### The task
Restate the full set of records exactly, without adding or dropping a word.
▶
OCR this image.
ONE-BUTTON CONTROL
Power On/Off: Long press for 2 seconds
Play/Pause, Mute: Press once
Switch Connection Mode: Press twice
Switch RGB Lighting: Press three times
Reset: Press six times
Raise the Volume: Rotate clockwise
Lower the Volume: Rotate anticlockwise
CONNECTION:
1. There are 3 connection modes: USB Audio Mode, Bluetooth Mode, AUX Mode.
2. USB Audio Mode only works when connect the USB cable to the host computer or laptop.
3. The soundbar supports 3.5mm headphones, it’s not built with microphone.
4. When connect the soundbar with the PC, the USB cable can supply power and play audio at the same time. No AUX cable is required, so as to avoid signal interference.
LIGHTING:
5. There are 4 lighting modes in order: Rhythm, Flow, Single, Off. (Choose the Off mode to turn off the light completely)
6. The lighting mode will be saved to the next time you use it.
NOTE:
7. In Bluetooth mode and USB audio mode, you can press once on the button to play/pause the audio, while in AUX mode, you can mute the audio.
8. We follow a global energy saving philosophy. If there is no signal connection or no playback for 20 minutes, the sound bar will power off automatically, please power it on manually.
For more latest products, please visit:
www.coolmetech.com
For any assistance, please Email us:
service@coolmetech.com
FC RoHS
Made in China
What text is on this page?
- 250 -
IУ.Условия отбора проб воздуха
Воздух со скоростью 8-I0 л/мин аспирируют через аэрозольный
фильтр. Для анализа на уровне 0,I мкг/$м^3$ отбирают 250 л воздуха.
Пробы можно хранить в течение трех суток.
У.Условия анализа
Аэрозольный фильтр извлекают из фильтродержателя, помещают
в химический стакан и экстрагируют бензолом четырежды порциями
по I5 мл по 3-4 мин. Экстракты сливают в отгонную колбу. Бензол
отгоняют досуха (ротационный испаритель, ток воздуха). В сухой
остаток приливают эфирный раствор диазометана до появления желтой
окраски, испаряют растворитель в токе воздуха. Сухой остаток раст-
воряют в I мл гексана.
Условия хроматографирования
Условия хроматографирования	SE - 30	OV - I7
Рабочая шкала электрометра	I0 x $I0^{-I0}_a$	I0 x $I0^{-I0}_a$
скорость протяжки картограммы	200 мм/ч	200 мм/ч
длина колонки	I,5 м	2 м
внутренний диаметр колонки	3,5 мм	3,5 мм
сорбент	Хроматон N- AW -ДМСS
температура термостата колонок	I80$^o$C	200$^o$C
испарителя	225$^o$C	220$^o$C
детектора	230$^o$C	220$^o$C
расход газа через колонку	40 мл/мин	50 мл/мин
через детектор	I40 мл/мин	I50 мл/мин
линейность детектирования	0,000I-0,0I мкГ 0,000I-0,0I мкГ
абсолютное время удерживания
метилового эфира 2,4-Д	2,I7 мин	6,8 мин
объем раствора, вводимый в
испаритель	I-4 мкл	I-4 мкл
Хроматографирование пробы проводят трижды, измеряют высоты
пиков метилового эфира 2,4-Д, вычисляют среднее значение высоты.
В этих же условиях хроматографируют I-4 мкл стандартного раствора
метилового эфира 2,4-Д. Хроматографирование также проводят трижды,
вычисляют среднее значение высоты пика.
◀
### Answer to this problem
OCR this image.
ONE-BUTTON CONTROL
Power On/Off: Long press for 2 seconds
Play/Pause, Mute: Press once
Switch Connection Mode: Press twice
Switch RGB Lighting: Press three times
Reset: Press six times
Raise the Volume: Rotate clockwise
Lower the Volume: Rotate anticlockwise
CONNECTION:
1. There are 3 connection modes: USB Audio Mode, Bluetooth Mode, AUX Mode.
2. USB Audio Mode only works when connect the USB cable to the host computer or laptop.
3. The soundbar supports 3.5mm headphones, it’s not built with microphone.
4. When connect the soundbar with the PC, the USB cable can supply power and play audio at the same time. No AUX cable is required, so as to avoid signal interference.
LIGHTING:
5. There are 4 lighting modes in order: Rhythm, Flow, Single, Off. (Choose the Off mode to turn off the light completely)
6. The lighting mode will be saved to the next time you use it.
NOTE:
7. In Bluetooth mode and USB audio mode, you can press once on the button to play/pause the audio, while in AUX mode, you can mute the audio.
8. We follow a global energy saving philosophy. If there is no signal connection or no playback for 20 minutes, the sound bar will power off automatically, please power it on manually.
For more latest products, please visit:
www.coolmetech.com
For any assistance, please Email us:
service@coolmetech.com
FC RoHS
Made in China
What text is on this page?
- 250 -
IУ.Условия отбора проб воздуха
Воздух со скоростью 8-I0 л/мин аспирируют через аэрозольный
фильтр. Для анализа на уровне 0,I мкг/$м^3$ отбирают 250 л воздуха.
Пробы можно хранить в течение трех суток.
У.Условия анализа
Аэрозольный фильтр извлекают из фильтродержателя, помещают
в химический стакан и экстрагируют бензолом четырежды порциями
по I5 мл по 3-4 мин. Экстракты сливают в отгонную колбу. Бензол
отгоняют досуха (ротационный испаритель, ток воздуха). В сухой
остаток приливают эфирный раствор диазометана до появления желтой
окраски, испаряют растворитель в токе воздуха. Сухой остаток раст-
воряют в I мл гексана.
Условия хроматографирования
Условия хроматографирования	SE - 30	OV - I7
Рабочая шкала электрометра	I0 x $I0^{-I0}_a$	I0 x $I0^{-I0}_a$
скорость протяжки картограммы	200 мм/ч	200 мм/ч
длина колонки	I,5 м	2 м
внутренний диаметр колонки	3,5 мм	3,5 мм
сорбент	Хроматон N- AW -ДМСS
температура термостата колонок	I80$^o$C	200$^o$C
испарителя	225$^o$C	220$^o$C
детектора	230$^o$C	220$^o$C
расход газа через колонку	40 мл/мин	50 мл/мин
через детектор	I40 мл/мин	I50 мл/мин
линейность детектирования	0,000I-0,0I мкГ 0,000I-0,0I мкГ
абсолютное время удерживания
метилового эфира 2,4-Д	2,I7 мин	6,8 мин
объем раствора, вводимый в
испаритель	I-4 мкл	I-4 мкл
Хроматографирование пробы проводят трижды, измеряют высоты
пиков метилового эфира 2,4-Д, вычисляют среднее значение высоты.
В этих же условиях хроматографируют I-4 мкл стандартного раствора
метилового эфира 2,4-Д. Хроматографирование также проводят трижды,
вычисляют среднее значение высоты пика.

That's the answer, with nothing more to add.